> _Records shown_
==========

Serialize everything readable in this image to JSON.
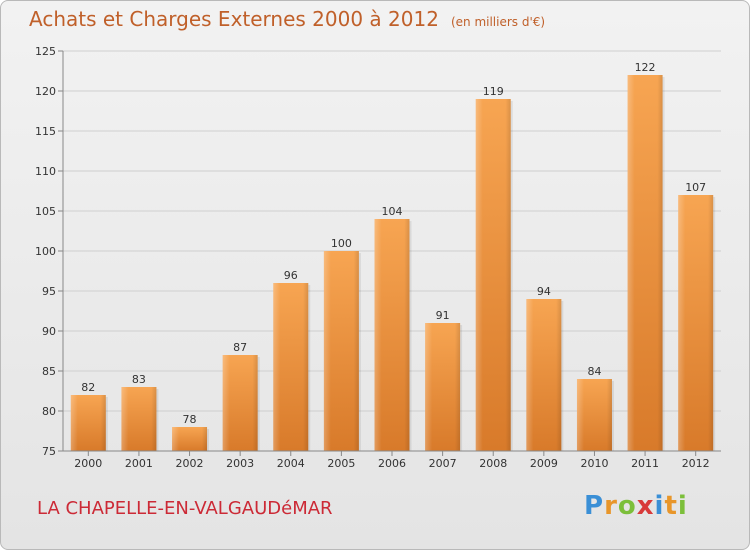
{
  "header": {
    "title": "Achats et Charges Externes 2000 à 2012",
    "subtitle": "(en milliers d'€)"
  },
  "footer": {
    "commune": "LA CHAPELLE-EN-VALGAUDéMAR",
    "brand": "Proxiti",
    "brand_letters": [
      {
        "char": "P",
        "color": "#3a8fd6"
      },
      {
        "char": "r",
        "color": "#e8962a"
      },
      {
        "char": "o",
        "color": "#7cbf3a"
      },
      {
        "char": "x",
        "color": "#d83a3a"
      },
      {
        "char": "i",
        "color": "#3a8fd6"
      },
      {
        "char": "t",
        "color": "#e8962a"
      },
      {
        "char": "i",
        "color": "#7cbf3a"
      }
    ]
  },
  "colors": {
    "bar_light": "#f7a552",
    "bar_dark": "#d87a2a",
    "title": "#c0602a",
    "commune": "#cc2a36"
  },
  "chart_data": {
    "type": "bar",
    "categories": [
      "2000",
      "2001",
      "2002",
      "2003",
      "2004",
      "2005",
      "2006",
      "2007",
      "2008",
      "2009",
      "2010",
      "2011",
      "2012"
    ],
    "values": [
      82,
      83,
      78,
      87,
      96,
      100,
      104,
      91,
      119,
      94,
      84,
      122,
      107
    ],
    "ylim": [
      75,
      125
    ],
    "yticks": [
      75,
      80,
      85,
      90,
      95,
      100,
      105,
      110,
      115,
      120,
      125
    ],
    "title": "Achats et Charges Externes 2000 à 2012",
    "grid": true,
    "legend": "none"
  }
}
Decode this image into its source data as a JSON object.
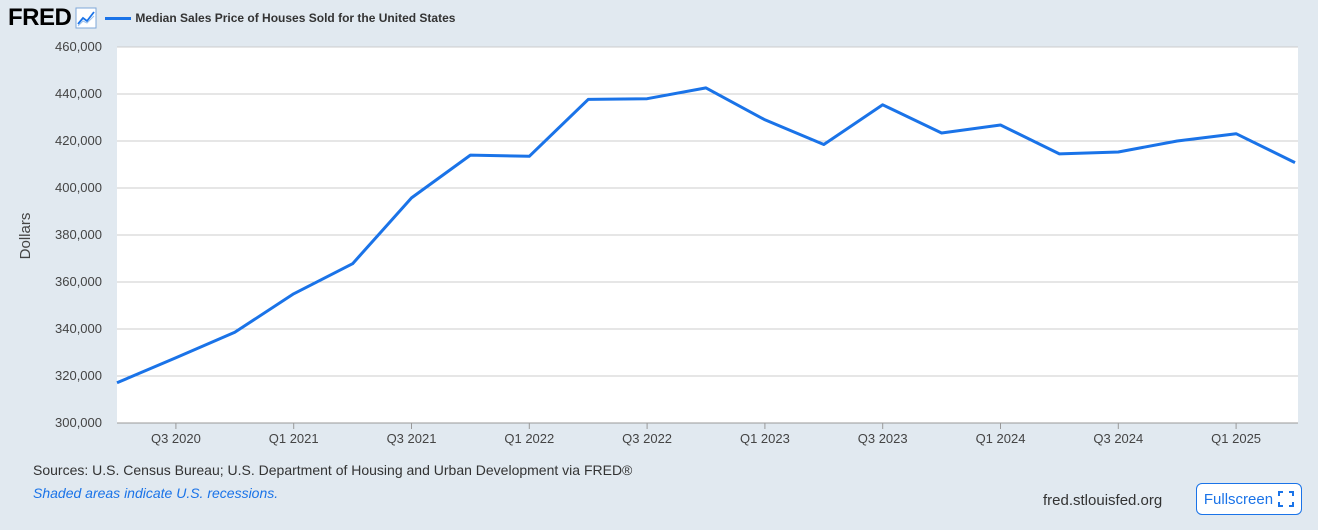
{
  "header": {
    "logo": "FRED",
    "legend_label": "Median Sales Price of Houses Sold for the United States"
  },
  "footer": {
    "sources": "Sources: U.S. Census Bureau; U.S. Department of Housing and Urban Development via FRED®",
    "note": "Shaded areas indicate U.S. recessions.",
    "url": "fred.stlouisfed.org",
    "fullscreen_label": "Fullscreen"
  },
  "colors": {
    "line": "#1a73e8",
    "plot_bg": "#ffffff",
    "page_bg": "#e1e9f0",
    "grid": "#cccccc"
  },
  "chart_data": {
    "type": "line",
    "title": "",
    "xlabel": "",
    "ylabel": "Dollars",
    "ylim": [
      300000,
      460000
    ],
    "yticks": [
      300000,
      320000,
      340000,
      360000,
      380000,
      400000,
      420000,
      440000,
      460000
    ],
    "ytick_labels": [
      "300,000",
      "320,000",
      "340,000",
      "360,000",
      "380,000",
      "400,000",
      "420,000",
      "440,000",
      "460,000"
    ],
    "x_categories": [
      "Q2 2020",
      "Q3 2020",
      "Q4 2020",
      "Q1 2021",
      "Q2 2021",
      "Q3 2021",
      "Q4 2021",
      "Q1 2022",
      "Q2 2022",
      "Q3 2022",
      "Q4 2022",
      "Q1 2023",
      "Q2 2023",
      "Q3 2023",
      "Q4 2023",
      "Q1 2024",
      "Q2 2024",
      "Q3 2024",
      "Q4 2024",
      "Q1 2025",
      "Q2 2025"
    ],
    "xtick_labels": [
      "Q3 2020",
      "Q1 2021",
      "Q3 2021",
      "Q1 2022",
      "Q3 2022",
      "Q1 2023",
      "Q3 2023",
      "Q1 2024",
      "Q3 2024",
      "Q1 2025"
    ],
    "series": [
      {
        "values": [
          317100,
          327800,
          338600,
          355000,
          367800,
          395800,
          414000,
          413500,
          437700,
          438000,
          442600,
          429000,
          418500,
          435400,
          423400,
          426800,
          414500,
          415300,
          420000,
          423100,
          410800
        ]
      }
    ],
    "grid": true,
    "legend": "top-left"
  }
}
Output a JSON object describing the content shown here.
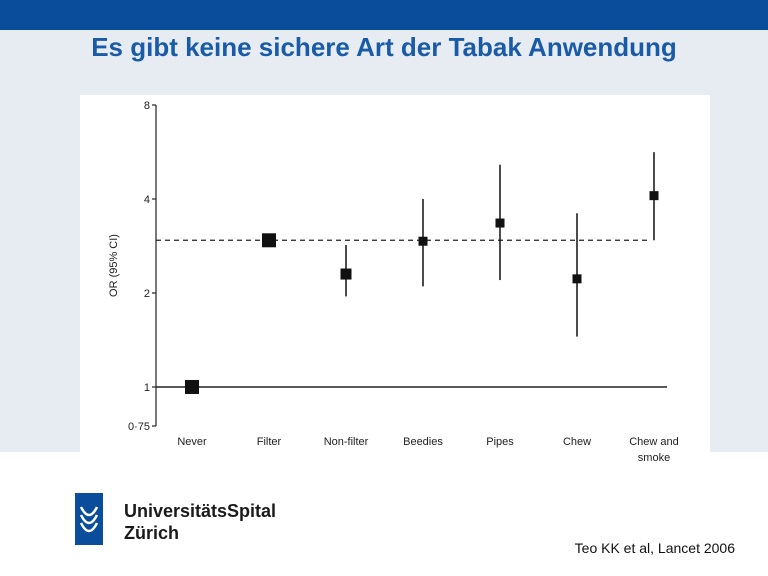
{
  "slide": {
    "title": "Es gibt keine sichere Art der Tabak Anwendung",
    "citation": "Teo KK et al, Lancet 2006"
  },
  "branding": {
    "line1": "UniversitätsSpital",
    "line2": "Zürich",
    "logo_icon": "usz-logo-icon",
    "primary_color": "#0a4e9b",
    "title_color": "#1a5ba8",
    "band_color": "#e6ecf2"
  },
  "chart_data": {
    "type": "scatter",
    "ylabel": "OR (95% CI)",
    "y_scale": "log",
    "ylim": [
      0.75,
      8
    ],
    "yticks": [
      {
        "value": 0.75,
        "label": "0·75"
      },
      {
        "value": 1,
        "label": "1"
      },
      {
        "value": 2,
        "label": "2"
      },
      {
        "value": 4,
        "label": "4"
      },
      {
        "value": 8,
        "label": "8"
      }
    ],
    "reference_line": 1,
    "dashed_line": 2.95,
    "categories": [
      {
        "label": [
          "Never"
        ],
        "or": 1.0,
        "lo": null,
        "hi": null,
        "marker": "large"
      },
      {
        "label": [
          "Filter"
        ],
        "or": 2.95,
        "lo": 2.85,
        "hi": 3.05,
        "marker": "large"
      },
      {
        "label": [
          "Non-filter"
        ],
        "or": 2.3,
        "lo": 1.95,
        "hi": 2.85,
        "marker": "medium"
      },
      {
        "label": [
          "Beedies"
        ],
        "or": 2.93,
        "lo": 2.1,
        "hi": 4.0,
        "marker": "small"
      },
      {
        "label": [
          "Pipes"
        ],
        "or": 3.35,
        "lo": 2.2,
        "hi": 5.15,
        "marker": "small"
      },
      {
        "label": [
          "Chew"
        ],
        "or": 2.22,
        "lo": 1.45,
        "hi": 3.6,
        "marker": "small"
      },
      {
        "label": [
          "Chew and",
          "smoke"
        ],
        "or": 4.1,
        "lo": 2.95,
        "hi": 5.65,
        "marker": "small"
      }
    ]
  }
}
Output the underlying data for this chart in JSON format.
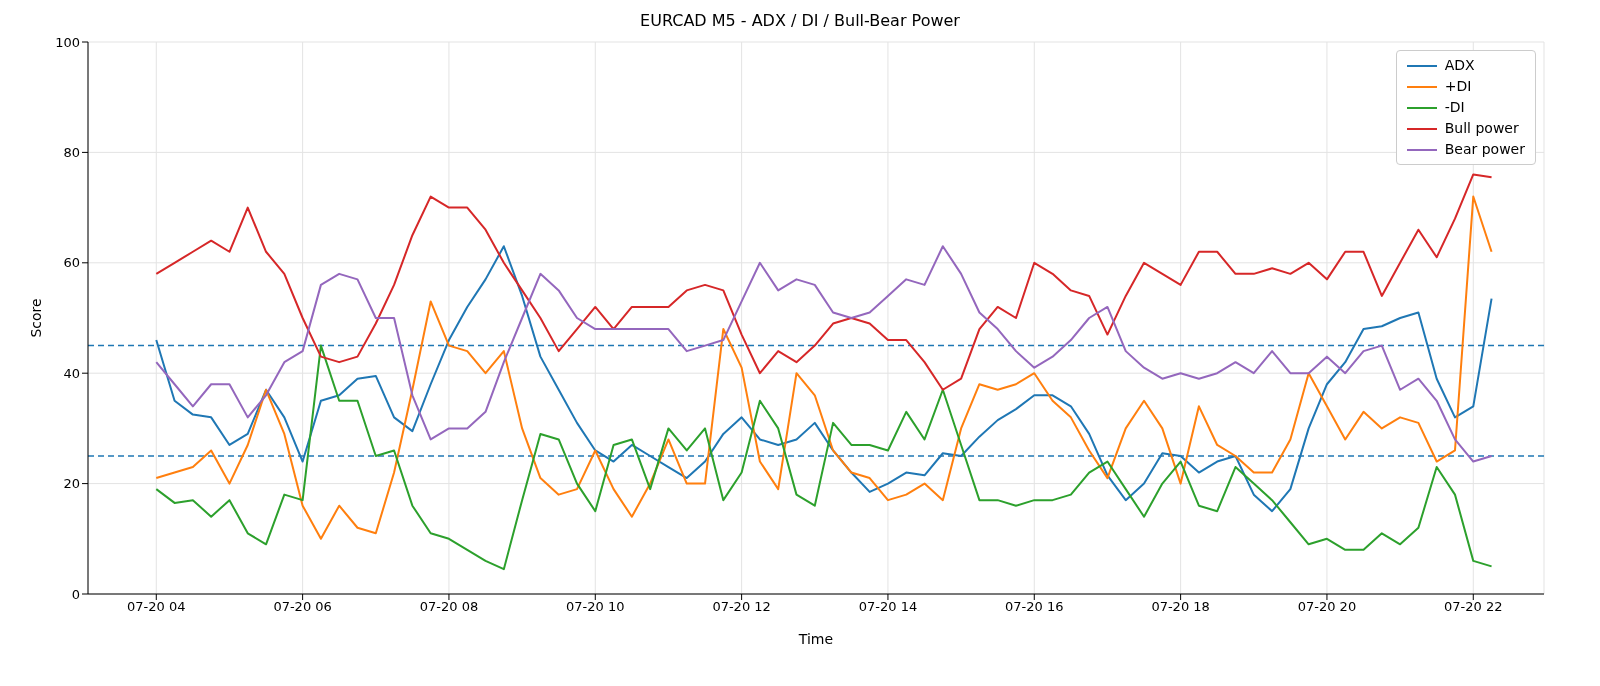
{
  "chart_data": {
    "type": "line",
    "title": "EURCAD M5 - ADX / DI / Bull-Bear Power",
    "xlabel": "Time",
    "ylabel": "Score",
    "x": [
      "--07-20T04:00",
      "--07-20T04:15",
      "--07-20T04:30",
      "--07-20T04:45",
      "--07-20T05:00",
      "--07-20T05:15",
      "--07-20T05:30",
      "--07-20T05:45",
      "--07-20T06:00",
      "--07-20T06:15",
      "--07-20T06:30",
      "--07-20T06:45",
      "--07-20T07:00",
      "--07-20T07:15",
      "--07-20T07:30",
      "--07-20T07:45",
      "--07-20T08:00",
      "--07-20T08:15",
      "--07-20T08:30",
      "--07-20T08:45",
      "--07-20T09:00",
      "--07-20T09:15",
      "--07-20T09:30",
      "--07-20T09:45",
      "--07-20T10:00",
      "--07-20T10:15",
      "--07-20T10:30",
      "--07-20T10:45",
      "--07-20T11:00",
      "--07-20T11:15",
      "--07-20T11:30",
      "--07-20T11:45",
      "--07-20T12:00",
      "--07-20T12:15",
      "--07-20T12:30",
      "--07-20T12:45",
      "--07-20T13:00",
      "--07-20T13:15",
      "--07-20T13:30",
      "--07-20T13:45",
      "--07-20T14:00",
      "--07-20T14:15",
      "--07-20T14:30",
      "--07-20T14:45",
      "--07-20T15:00",
      "--07-20T15:15",
      "--07-20T15:30",
      "--07-20T15:45",
      "--07-20T16:00",
      "--07-20T16:15",
      "--07-20T16:30",
      "--07-20T16:45",
      "--07-20T17:00",
      "--07-20T17:15",
      "--07-20T17:30",
      "--07-20T17:45",
      "--07-20T18:00",
      "--07-20T18:15",
      "--07-20T18:30",
      "--07-20T18:45",
      "--07-20T19:00",
      "--07-20T19:15",
      "--07-20T19:30",
      "--07-20T19:45",
      "--07-20T20:00",
      "--07-20T20:15",
      "--07-20T20:30",
      "--07-20T20:45",
      "--07-20T21:00",
      "--07-20T21:15",
      "--07-20T21:30",
      "--07-20T21:45",
      "--07-20T22:00",
      "--07-20T22:15"
    ],
    "series": [
      {
        "name": "ADX",
        "color": "#1f77b4",
        "values": [
          46,
          35,
          32.5,
          32,
          27,
          29,
          37,
          32,
          24,
          35,
          36,
          39,
          39.5,
          32,
          29.5,
          38,
          46,
          52,
          57,
          63,
          54,
          43,
          37,
          31,
          26,
          24,
          27,
          25,
          23,
          21,
          24,
          29,
          32,
          28,
          27,
          28,
          31,
          26,
          22,
          18.5,
          20,
          22,
          21.5,
          25.5,
          25,
          28.5,
          31.5,
          33.5,
          36,
          36,
          34,
          29,
          21.5,
          17,
          20,
          25.5,
          25,
          22,
          24,
          25,
          18,
          15,
          19,
          30,
          38,
          42,
          48,
          48.5,
          50,
          51,
          39,
          32,
          34,
          53.5
        ]
      },
      {
        "name": "+DI",
        "color": "#ff7f0e",
        "values": [
          21,
          22,
          23,
          26,
          20,
          27,
          37,
          29,
          16,
          10,
          16,
          12,
          11,
          22,
          37,
          53,
          45,
          44,
          40,
          44,
          30,
          21,
          18,
          19,
          26,
          19,
          14,
          20,
          28,
          20,
          20,
          48,
          41,
          24,
          19,
          40,
          36,
          26,
          22,
          21,
          17,
          18,
          20,
          17,
          30,
          38,
          37,
          38,
          40,
          35,
          32,
          26,
          21,
          30,
          35,
          30,
          20,
          34,
          27,
          25,
          22,
          22,
          28,
          40,
          34,
          28,
          33,
          30,
          32,
          31,
          24,
          26,
          72,
          62
        ]
      },
      {
        "name": "-DI",
        "color": "#2ca02c",
        "values": [
          19,
          16.5,
          17,
          14,
          17,
          11,
          9,
          18,
          17,
          45,
          35,
          35,
          25,
          26,
          16,
          11,
          10,
          8,
          6,
          4.5,
          17,
          29,
          28,
          20,
          15,
          27,
          28,
          19,
          30,
          26,
          30,
          17,
          22,
          35,
          30,
          18,
          16,
          31,
          27,
          27,
          26,
          33,
          28,
          37,
          27,
          17,
          17,
          16,
          17,
          17,
          18,
          22,
          24,
          19,
          14,
          20,
          24,
          16,
          15,
          23,
          20,
          17,
          13,
          9,
          10,
          8,
          8,
          11,
          9,
          12,
          23,
          18,
          6,
          5
        ]
      },
      {
        "name": "Bull power",
        "color": "#d62728",
        "values": [
          58,
          60,
          62,
          64,
          62,
          70,
          62,
          58,
          50,
          43,
          42,
          43,
          49,
          56,
          65,
          72,
          70,
          70,
          66,
          60,
          55,
          50,
          44,
          48,
          52,
          48,
          52,
          52,
          52,
          55,
          56,
          55,
          47,
          40,
          44,
          42,
          45,
          49,
          50,
          49,
          46,
          46,
          42,
          37,
          39,
          48,
          52,
          50,
          60,
          58,
          55,
          54,
          47,
          54,
          60,
          58,
          56,
          62,
          62,
          58,
          58,
          59,
          58,
          60,
          57,
          62,
          62,
          54,
          60,
          66,
          61,
          68,
          76,
          75.5
        ]
      },
      {
        "name": "Bear power",
        "color": "#9467bd",
        "values": [
          42,
          38,
          34,
          38,
          38,
          32,
          36,
          42,
          44,
          56,
          58,
          57,
          50,
          50,
          36,
          28,
          30,
          30,
          33,
          42,
          50,
          58,
          55,
          50,
          48,
          48,
          48,
          48,
          48,
          44,
          45,
          46,
          53,
          60,
          55,
          57,
          56,
          51,
          50,
          51,
          54,
          57,
          56,
          63,
          58,
          51,
          48,
          44,
          41,
          43,
          46,
          50,
          52,
          44,
          41,
          39,
          40,
          39,
          40,
          42,
          40,
          44,
          40,
          40,
          43,
          40,
          44,
          45,
          37,
          39,
          35,
          28,
          24,
          25
        ]
      }
    ],
    "xlim": [
      "--07-20T03:04",
      "--07-20T22:58"
    ],
    "ylim": [
      0,
      100
    ],
    "xticks": [
      {
        "value": "--07-20T04:00",
        "label": "07-20 04"
      },
      {
        "value": "--07-20T06:00",
        "label": "07-20 06"
      },
      {
        "value": "--07-20T08:00",
        "label": "07-20 08"
      },
      {
        "value": "--07-20T10:00",
        "label": "07-20 10"
      },
      {
        "value": "--07-20T12:00",
        "label": "07-20 12"
      },
      {
        "value": "--07-20T14:00",
        "label": "07-20 14"
      },
      {
        "value": "--07-20T16:00",
        "label": "07-20 16"
      },
      {
        "value": "--07-20T18:00",
        "label": "07-20 18"
      },
      {
        "value": "--07-20T20:00",
        "label": "07-20 20"
      },
      {
        "value": "--07-20T22:00",
        "label": "07-20 22"
      }
    ],
    "yticks": [
      0,
      20,
      40,
      60,
      80,
      100
    ],
    "ref_lines": [
      {
        "axis": "y",
        "value": 45,
        "color": "#1f77b4",
        "line_style": "dashed"
      },
      {
        "axis": "y",
        "value": 25,
        "color": "#1f77b4",
        "line_style": "dashed"
      }
    ],
    "grid": true,
    "legend": "top right"
  }
}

==========

> _Directions for this task_
Which lines above hold the word "commune"? Copy each of them.

> _Written answer_
    "commune": "LA CHAPELLE-EN-VALGAUDéMAR",
    "commune": "#cc2a36"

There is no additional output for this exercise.